WHAT YOU HAVE TO DO = Single out each line with the word "JSON" and copy it.

>> start INPUT ROWS

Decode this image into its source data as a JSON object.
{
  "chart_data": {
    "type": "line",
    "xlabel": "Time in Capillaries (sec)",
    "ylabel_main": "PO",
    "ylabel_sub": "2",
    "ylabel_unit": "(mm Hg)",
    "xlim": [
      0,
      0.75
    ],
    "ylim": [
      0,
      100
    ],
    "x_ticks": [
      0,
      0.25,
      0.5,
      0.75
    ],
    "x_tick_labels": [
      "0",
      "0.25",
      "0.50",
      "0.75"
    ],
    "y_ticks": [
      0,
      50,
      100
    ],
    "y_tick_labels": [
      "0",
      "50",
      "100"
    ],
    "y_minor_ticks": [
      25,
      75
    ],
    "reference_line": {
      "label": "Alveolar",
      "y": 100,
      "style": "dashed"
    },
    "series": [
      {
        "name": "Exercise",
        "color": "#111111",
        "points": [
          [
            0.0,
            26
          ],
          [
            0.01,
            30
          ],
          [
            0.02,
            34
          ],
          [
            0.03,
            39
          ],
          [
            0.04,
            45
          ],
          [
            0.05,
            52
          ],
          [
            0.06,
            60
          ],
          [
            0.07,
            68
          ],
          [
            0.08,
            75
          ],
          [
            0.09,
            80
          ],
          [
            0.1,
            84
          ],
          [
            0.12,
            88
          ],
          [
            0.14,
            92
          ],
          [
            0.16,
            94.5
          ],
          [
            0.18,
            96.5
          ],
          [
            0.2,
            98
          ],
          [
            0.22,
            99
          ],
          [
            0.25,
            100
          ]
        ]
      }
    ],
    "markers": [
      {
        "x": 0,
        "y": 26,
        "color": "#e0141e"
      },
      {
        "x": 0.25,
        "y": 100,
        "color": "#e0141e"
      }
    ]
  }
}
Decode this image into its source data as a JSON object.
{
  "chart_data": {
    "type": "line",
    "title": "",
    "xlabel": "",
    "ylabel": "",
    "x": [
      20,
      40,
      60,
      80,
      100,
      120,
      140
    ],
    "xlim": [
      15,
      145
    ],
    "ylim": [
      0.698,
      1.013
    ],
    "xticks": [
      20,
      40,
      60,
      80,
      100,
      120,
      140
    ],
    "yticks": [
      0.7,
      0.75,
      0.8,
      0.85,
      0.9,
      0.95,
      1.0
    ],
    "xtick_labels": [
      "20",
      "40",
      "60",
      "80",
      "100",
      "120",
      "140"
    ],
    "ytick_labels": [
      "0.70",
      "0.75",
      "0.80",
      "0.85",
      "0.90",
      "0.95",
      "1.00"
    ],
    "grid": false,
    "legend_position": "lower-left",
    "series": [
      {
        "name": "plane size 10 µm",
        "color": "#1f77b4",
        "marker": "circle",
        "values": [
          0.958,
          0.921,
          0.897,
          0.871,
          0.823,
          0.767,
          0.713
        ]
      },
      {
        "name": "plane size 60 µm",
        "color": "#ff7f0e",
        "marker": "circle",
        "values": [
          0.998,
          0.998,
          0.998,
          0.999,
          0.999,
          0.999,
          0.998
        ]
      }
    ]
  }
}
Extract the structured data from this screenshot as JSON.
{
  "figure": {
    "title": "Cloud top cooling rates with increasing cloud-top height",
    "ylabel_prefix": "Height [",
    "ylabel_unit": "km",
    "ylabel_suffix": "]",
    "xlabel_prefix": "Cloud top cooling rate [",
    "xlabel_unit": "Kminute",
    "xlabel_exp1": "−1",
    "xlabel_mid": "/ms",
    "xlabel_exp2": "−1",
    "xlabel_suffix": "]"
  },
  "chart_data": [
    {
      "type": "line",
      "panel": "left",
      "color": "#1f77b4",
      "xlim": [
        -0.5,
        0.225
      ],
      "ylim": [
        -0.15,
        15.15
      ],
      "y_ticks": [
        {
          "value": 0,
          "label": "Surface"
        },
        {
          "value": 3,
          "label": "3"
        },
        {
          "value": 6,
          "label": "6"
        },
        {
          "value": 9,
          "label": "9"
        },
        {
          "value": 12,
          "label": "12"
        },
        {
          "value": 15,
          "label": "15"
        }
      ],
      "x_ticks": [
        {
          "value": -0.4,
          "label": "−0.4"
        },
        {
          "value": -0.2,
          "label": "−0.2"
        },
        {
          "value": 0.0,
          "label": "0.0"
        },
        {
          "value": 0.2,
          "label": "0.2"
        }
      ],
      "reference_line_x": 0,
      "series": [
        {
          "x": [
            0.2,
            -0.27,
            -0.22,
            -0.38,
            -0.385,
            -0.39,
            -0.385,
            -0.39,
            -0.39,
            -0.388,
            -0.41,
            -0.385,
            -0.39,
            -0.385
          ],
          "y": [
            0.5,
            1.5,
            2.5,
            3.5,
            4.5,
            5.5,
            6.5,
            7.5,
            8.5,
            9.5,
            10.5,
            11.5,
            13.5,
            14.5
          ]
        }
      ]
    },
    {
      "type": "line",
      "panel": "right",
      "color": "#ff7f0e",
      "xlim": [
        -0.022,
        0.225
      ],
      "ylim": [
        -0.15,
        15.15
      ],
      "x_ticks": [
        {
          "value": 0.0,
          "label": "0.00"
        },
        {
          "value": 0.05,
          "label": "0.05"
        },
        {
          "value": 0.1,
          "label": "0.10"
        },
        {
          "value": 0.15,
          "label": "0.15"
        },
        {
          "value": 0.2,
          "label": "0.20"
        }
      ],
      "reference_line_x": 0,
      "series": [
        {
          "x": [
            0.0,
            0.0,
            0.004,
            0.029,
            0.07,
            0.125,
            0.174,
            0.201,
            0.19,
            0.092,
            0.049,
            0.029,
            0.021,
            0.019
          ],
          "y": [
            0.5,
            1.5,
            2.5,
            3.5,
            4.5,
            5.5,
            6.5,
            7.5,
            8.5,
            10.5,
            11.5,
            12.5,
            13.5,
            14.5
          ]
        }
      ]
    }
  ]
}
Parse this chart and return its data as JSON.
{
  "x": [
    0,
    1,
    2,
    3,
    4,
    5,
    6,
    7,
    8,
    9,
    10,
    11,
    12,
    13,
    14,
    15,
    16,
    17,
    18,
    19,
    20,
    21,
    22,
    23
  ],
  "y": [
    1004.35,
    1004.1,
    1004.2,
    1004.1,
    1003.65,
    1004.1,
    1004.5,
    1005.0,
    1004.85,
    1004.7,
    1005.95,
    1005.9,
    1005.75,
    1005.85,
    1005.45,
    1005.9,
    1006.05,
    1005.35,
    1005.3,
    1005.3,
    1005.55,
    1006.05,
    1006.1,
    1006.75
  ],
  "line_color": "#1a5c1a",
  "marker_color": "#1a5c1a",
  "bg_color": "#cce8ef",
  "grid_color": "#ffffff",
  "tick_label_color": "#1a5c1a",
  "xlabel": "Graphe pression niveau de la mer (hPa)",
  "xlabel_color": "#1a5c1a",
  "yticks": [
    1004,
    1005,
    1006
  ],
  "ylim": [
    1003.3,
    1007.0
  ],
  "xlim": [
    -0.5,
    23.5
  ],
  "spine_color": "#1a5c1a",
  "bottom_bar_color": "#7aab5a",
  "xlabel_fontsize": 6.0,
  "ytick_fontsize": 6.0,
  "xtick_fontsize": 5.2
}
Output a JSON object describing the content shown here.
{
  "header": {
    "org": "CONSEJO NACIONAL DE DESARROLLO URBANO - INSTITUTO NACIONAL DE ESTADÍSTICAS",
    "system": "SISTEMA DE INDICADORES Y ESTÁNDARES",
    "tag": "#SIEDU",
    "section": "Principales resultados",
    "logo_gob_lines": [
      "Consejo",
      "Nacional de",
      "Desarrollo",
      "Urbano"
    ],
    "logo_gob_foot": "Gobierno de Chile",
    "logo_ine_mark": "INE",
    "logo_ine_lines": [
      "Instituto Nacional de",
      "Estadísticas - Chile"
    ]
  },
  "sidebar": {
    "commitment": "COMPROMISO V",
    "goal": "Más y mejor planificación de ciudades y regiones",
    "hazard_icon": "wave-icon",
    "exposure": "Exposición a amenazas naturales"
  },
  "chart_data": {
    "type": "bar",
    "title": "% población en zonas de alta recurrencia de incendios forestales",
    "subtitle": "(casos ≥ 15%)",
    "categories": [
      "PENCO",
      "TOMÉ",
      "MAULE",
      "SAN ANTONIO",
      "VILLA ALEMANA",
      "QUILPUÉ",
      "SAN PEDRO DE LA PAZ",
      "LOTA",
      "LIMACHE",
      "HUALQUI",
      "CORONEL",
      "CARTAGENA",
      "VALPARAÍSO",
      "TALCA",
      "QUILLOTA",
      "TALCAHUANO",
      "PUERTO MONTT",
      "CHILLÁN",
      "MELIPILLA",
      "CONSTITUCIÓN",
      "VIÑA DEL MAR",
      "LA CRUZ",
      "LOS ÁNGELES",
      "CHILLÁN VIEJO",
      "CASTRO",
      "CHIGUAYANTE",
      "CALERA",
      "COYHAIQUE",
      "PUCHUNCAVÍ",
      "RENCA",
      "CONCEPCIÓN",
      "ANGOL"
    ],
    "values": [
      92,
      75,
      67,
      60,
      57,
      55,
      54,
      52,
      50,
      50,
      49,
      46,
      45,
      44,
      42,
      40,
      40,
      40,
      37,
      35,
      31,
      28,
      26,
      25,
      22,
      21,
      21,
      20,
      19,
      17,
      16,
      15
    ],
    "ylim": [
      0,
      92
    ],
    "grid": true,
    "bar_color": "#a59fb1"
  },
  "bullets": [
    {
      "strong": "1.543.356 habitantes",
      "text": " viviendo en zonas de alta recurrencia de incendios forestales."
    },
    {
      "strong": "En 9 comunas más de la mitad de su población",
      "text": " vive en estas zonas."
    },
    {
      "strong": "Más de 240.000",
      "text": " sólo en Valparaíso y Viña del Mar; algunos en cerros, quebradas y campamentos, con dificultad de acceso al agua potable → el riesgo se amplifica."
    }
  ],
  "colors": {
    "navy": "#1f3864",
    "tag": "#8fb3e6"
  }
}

>> end INPUT ROWS

SOLUTION FOR THIS TASK =
Decode this image into its source data as a JSON object.
Decode this image into its source data as a JSON object.
Extract the structured data from this screenshot as JSON.
Parse this chart and return its data as JSON.
Output a JSON object describing the content shown here.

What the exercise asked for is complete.